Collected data

···

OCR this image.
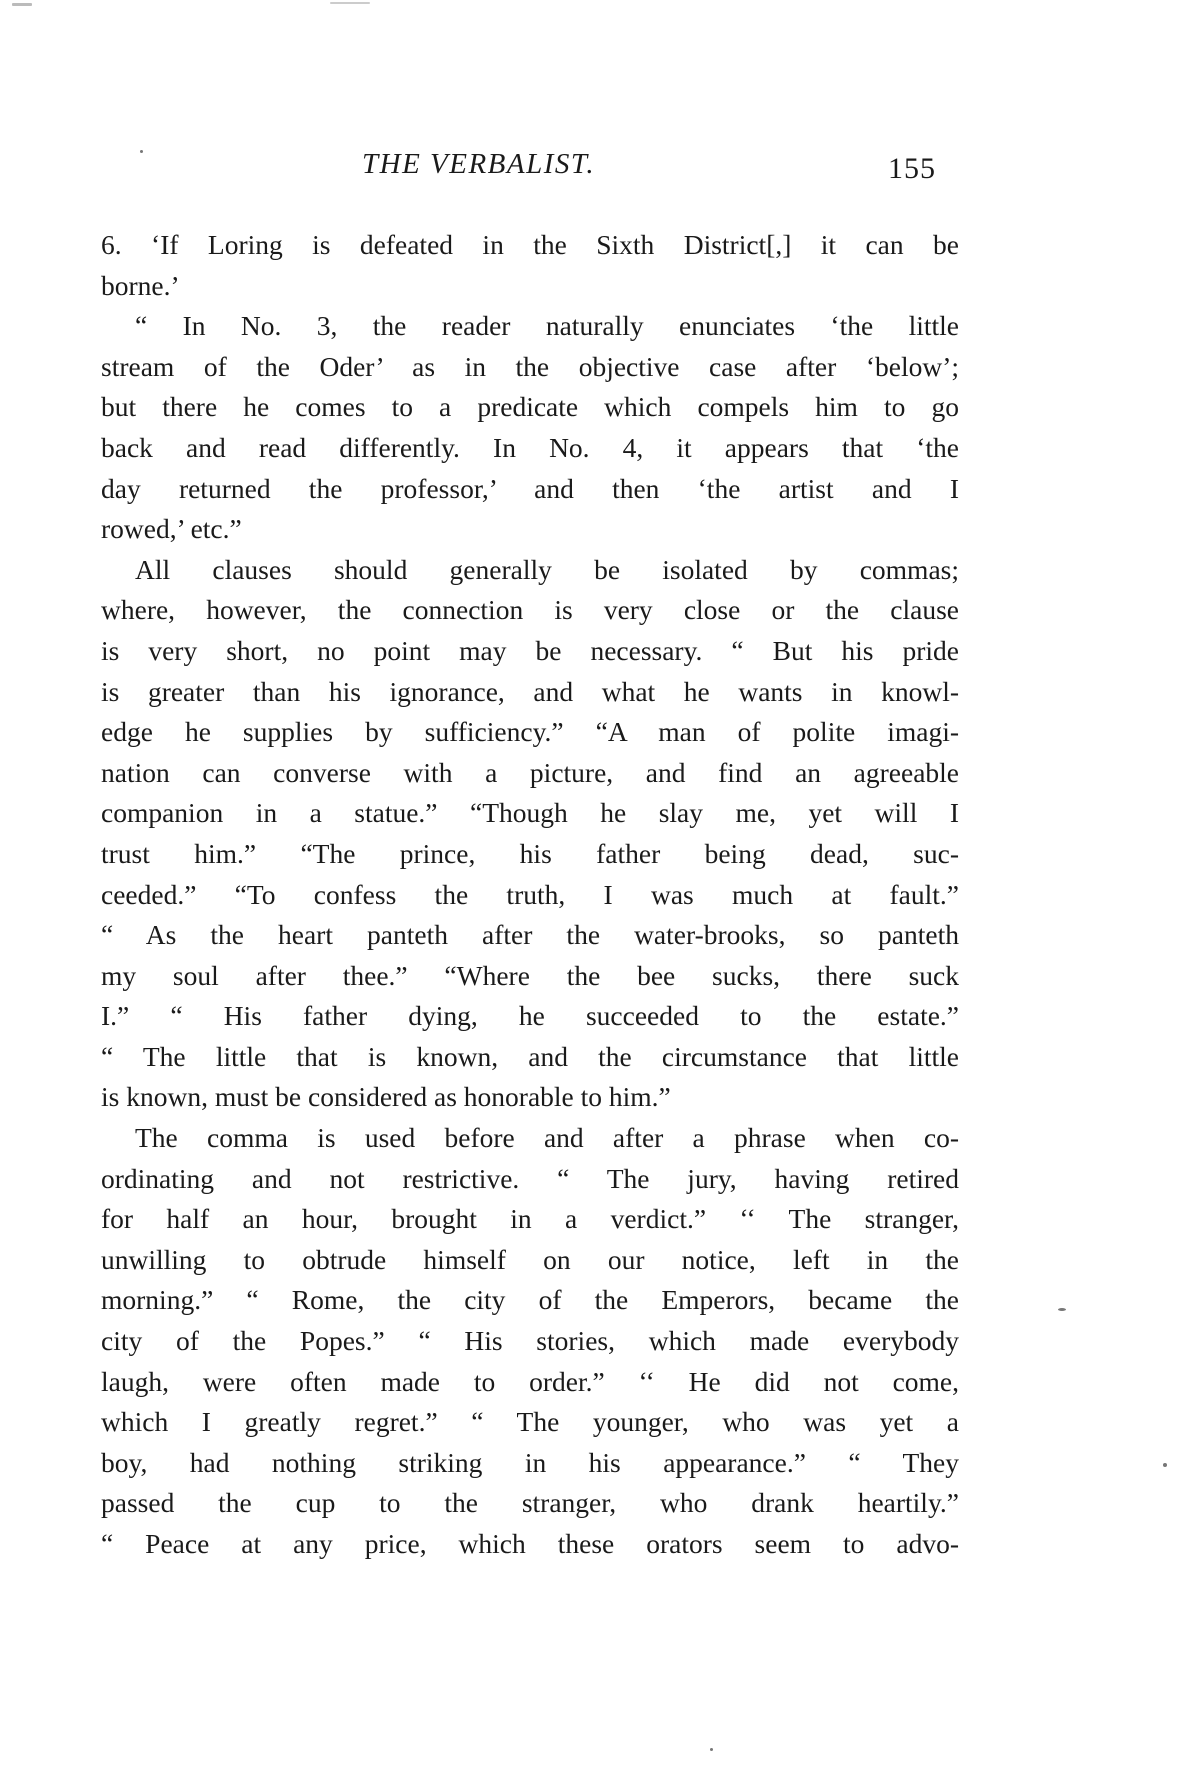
THE VERBALIST.	155
6. ‘If Loring is defeated in the Sixth District[,] it can be
borne.’
“ In No. 3, the reader naturally enunciates ‘the little
stream of the Oder’ as in the objective case after ‘below’;
but there he comes to a predicate which compels him to go
back and read differently. In No. 4, it appears that ‘the
day returned the professor,’ and then ‘the artist and I
rowed,’ etc.”
All clauses should generally be isolated by commas;
where, however, the connection is very close or the clause
is very short, no point may be necessary. “ But his pride
is greater than his ignorance, and what he wants in knowl-
edge he supplies by sufficiency.” “A man of polite imagi-
nation can converse with a picture, and find an agreeable
companion in a statue.” “Though he slay me, yet will I
trust him.” “The prince, his father being dead, suc-
ceeded.” “To confess the truth, I was much at fault.”
“ As the heart panteth after the water-brooks, so panteth
my soul after thee.” “Where the bee sucks, there suck
I.” “ His father dying, he succeeded to the estate.”
“ The little that is known, and the circumstance that little
is known, must be considered as honorable to him.”
The comma is used before and after a phrase when co-
ordinating and not restrictive. “ The jury, having retired
for half an hour, brought in a verdict.” ‘‘ The stranger,
unwilling to obtrude himself on our notice, left in the
morning.” “ Rome, the city of the Emperors, became the
city of the Popes.” “ His stories, which made everybody
laugh, were often made to order.” ‘‘ He did not come,
which I greatly regret.” “ The younger, who was yet a
boy, had nothing striking in his appearance.” “ They
passed the cup to the stranger, who drank heartily.”
“ Peace at any price, which these orators seem to advo-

···

* Prompt:
In the listing, find every line with the word "which" and state how many there are, nothing more.

* Finished exercise:
4